> _Problem to solve_
Copy all lines in which the word "Program" can be found.

> _Records to process_
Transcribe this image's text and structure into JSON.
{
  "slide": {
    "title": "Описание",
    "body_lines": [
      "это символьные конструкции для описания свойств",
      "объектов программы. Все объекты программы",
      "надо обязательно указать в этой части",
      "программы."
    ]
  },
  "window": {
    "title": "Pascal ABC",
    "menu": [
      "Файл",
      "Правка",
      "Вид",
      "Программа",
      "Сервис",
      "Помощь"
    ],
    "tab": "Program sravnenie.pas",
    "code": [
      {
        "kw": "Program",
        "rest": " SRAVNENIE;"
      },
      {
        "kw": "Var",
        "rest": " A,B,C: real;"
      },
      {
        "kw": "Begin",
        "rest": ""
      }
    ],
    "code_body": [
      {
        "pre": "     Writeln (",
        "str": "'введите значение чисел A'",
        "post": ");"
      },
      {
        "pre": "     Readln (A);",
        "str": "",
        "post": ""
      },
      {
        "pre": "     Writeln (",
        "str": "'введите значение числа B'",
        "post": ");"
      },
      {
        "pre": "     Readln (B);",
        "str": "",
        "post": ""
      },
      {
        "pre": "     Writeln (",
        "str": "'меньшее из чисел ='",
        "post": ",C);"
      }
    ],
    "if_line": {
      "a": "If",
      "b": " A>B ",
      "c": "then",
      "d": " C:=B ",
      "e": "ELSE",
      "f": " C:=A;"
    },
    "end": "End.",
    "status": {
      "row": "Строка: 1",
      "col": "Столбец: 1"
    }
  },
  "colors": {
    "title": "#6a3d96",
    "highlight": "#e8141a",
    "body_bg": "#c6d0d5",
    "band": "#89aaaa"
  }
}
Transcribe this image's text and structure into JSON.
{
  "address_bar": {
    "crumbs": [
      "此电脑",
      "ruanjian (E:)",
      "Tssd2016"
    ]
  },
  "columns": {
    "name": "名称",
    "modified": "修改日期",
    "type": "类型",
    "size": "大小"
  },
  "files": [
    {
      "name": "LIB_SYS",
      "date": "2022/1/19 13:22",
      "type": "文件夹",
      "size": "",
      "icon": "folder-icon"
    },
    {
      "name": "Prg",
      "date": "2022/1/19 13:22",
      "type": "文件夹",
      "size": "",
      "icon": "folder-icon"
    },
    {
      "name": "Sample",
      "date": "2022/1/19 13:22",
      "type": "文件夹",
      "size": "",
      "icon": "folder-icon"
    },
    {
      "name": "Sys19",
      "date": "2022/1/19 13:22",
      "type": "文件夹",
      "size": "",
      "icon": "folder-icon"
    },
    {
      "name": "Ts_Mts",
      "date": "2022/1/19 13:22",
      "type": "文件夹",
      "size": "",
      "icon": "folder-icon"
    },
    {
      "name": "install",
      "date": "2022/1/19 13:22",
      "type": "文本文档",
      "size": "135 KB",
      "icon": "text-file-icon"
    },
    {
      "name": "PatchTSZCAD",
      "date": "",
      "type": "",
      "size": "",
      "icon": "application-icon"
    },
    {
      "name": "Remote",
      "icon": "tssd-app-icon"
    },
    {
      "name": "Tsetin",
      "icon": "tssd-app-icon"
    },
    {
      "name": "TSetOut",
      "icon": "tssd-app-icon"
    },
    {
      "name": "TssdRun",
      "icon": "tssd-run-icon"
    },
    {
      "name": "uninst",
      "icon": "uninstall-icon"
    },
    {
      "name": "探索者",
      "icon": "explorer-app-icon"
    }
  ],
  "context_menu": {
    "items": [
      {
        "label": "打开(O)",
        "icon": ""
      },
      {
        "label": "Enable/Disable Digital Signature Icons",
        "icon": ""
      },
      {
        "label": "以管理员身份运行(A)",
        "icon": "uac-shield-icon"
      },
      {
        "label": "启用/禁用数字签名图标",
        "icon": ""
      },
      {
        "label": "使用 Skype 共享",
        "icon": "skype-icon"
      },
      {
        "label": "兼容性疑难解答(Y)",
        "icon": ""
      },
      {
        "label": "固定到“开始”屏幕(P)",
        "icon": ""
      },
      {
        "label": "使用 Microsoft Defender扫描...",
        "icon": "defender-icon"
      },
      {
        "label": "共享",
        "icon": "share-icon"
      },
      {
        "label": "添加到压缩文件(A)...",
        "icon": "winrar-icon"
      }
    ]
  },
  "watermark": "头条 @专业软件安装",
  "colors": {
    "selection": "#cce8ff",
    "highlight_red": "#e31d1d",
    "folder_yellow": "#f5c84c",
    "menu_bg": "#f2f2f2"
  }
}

> _Full output_
    "tab": "Program sravnenie.pas",
        "kw": "Program",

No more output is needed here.